◆ What the exercise asks:
Return the material exactly as supplied, apart from the pictures, which are omitted.

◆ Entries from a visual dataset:
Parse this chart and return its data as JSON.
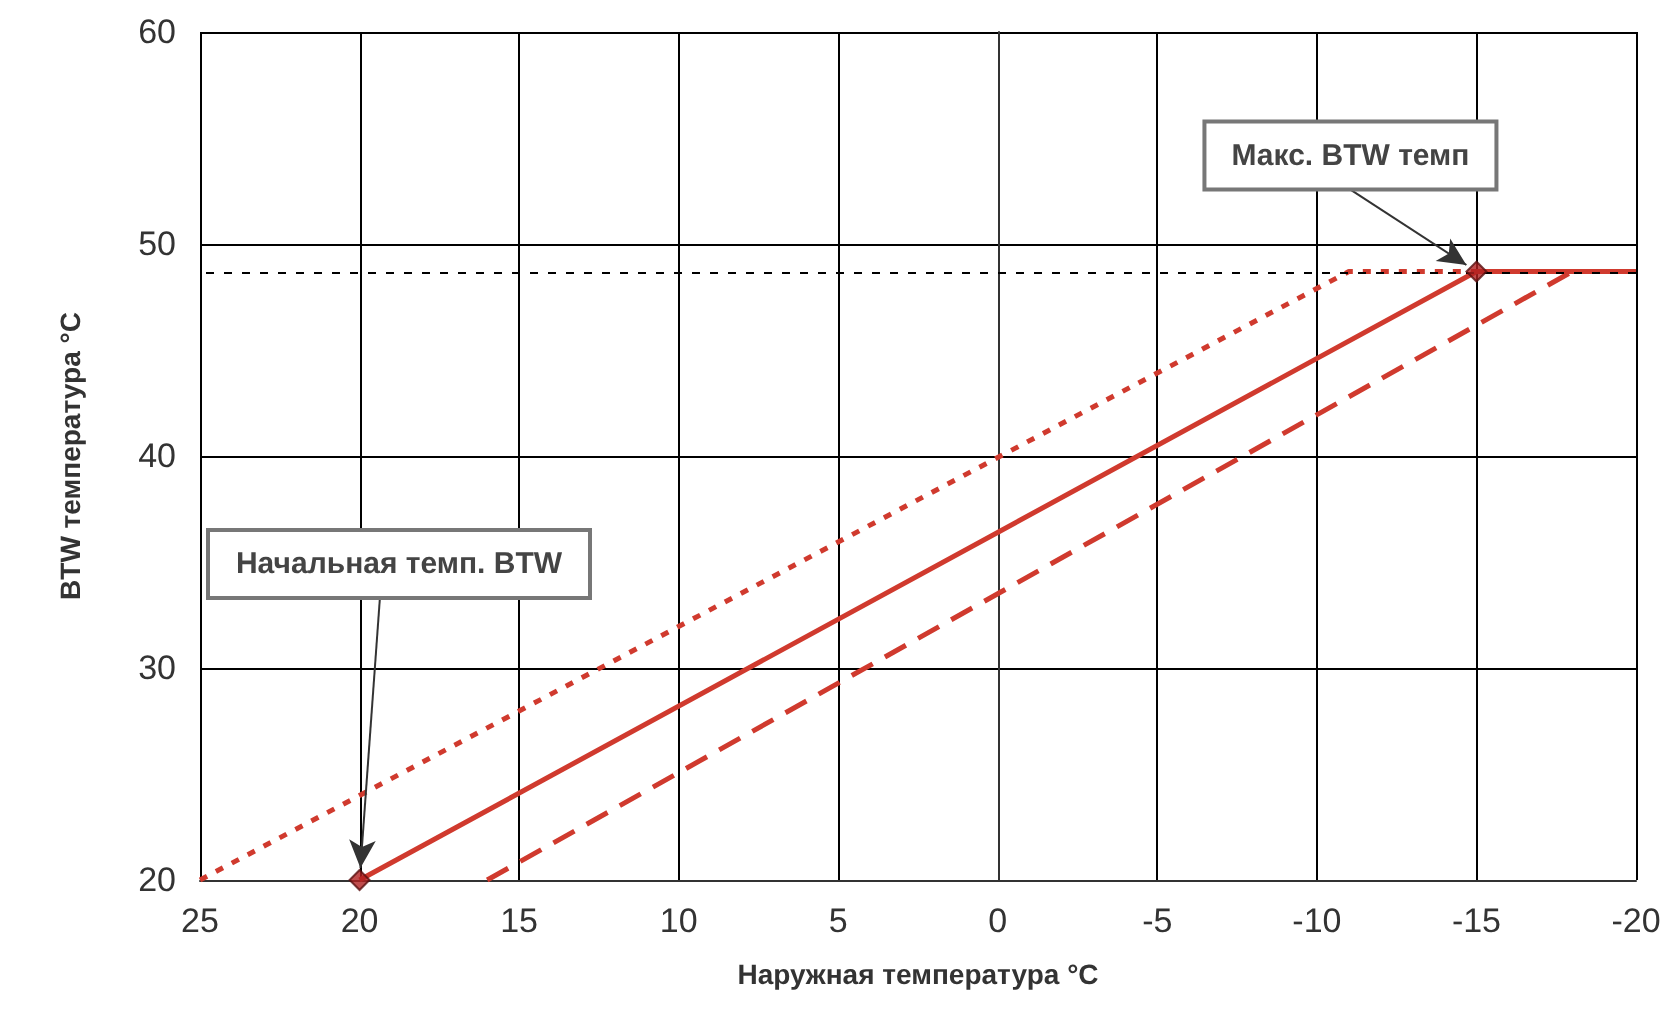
{
  "chart_data": {
    "type": "line",
    "xlabel": "Наружная температура °C",
    "ylabel": "BTW температура °C",
    "xlim": [
      25,
      -20
    ],
    "xticks": [
      25,
      20,
      15,
      10,
      5,
      0,
      -5,
      -10,
      -15,
      -20
    ],
    "ylim": [
      20,
      60
    ],
    "yticks": [
      20,
      30,
      40,
      50,
      60
    ],
    "grid": true,
    "series": [
      {
        "color": "#d03a2e",
        "line_style": "dotted",
        "marker": "none",
        "x": [
          25,
          -11,
          -15
        ],
        "values": [
          20,
          48.7,
          48.7
        ]
      },
      {
        "color": "#d03a2e",
        "line_style": "solid",
        "marker": "none",
        "x": [
          20,
          -15,
          -20
        ],
        "values": [
          20,
          48.7,
          48.7
        ]
      },
      {
        "color": "#d03a2e",
        "line_style": "dashed",
        "marker": "none",
        "x": [
          16,
          -18,
          -20
        ],
        "values": [
          20,
          48.7,
          48.7
        ]
      },
      {
        "type": "scatter",
        "color": "#b02020",
        "marker": "diamond",
        "x": [
          20,
          -15
        ],
        "values": [
          20,
          48.7
        ]
      }
    ],
    "ref_lines": [
      {
        "axis": "y",
        "value": 48.7,
        "label": null,
        "color": "#000000",
        "line_style": "dotted"
      }
    ],
    "annotations": [
      {
        "text": "Начальная темп. BTW",
        "x": 20,
        "y": 20
      },
      {
        "text": "Макс. BTW темп",
        "x": -15,
        "y": 48.7
      }
    ]
  }
}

◆ The output:
Parse this chart and return its data as JSON.
{
  "chart_data": {
    "type": "line",
    "xlabel": "Наружная температура °C",
    "ylabel": "BTW температура °C",
    "xlim": [
      25,
      -20
    ],
    "xticks": [
      25,
      20,
      15,
      10,
      5,
      0,
      -5,
      -10,
      -15,
      -20
    ],
    "ylim": [
      20,
      60
    ],
    "yticks": [
      20,
      30,
      40,
      50,
      60
    ],
    "grid": true,
    "series": [
      {
        "color": "#d03a2e",
        "line_style": "dotted",
        "marker": "none",
        "x": [
          25,
          -11,
          -15
        ],
        "values": [
          20,
          48.7,
          48.7
        ]
      },
      {
        "color": "#d03a2e",
        "line_style": "solid",
        "marker": "none",
        "x": [
          20,
          -15,
          -20
        ],
        "values": [
          20,
          48.7,
          48.7
        ]
      },
      {
        "color": "#d03a2e",
        "line_style": "dashed",
        "marker": "none",
        "x": [
          16,
          -18,
          -20
        ],
        "values": [
          20,
          48.7,
          48.7
        ]
      },
      {
        "type": "scatter",
        "color": "#b02020",
        "marker": "diamond",
        "x": [
          20,
          -15
        ],
        "values": [
          20,
          48.7
        ]
      }
    ],
    "ref_lines": [
      {
        "axis": "y",
        "value": 48.7,
        "label": null,
        "color": "#000000",
        "line_style": "dotted"
      }
    ],
    "annotations": [
      {
        "text": "Начальная темп. BTW",
        "x": 20,
        "y": 20
      },
      {
        "text": "Макс. BTW темп",
        "x": -15,
        "y": 48.7
      }
    ]
  }
}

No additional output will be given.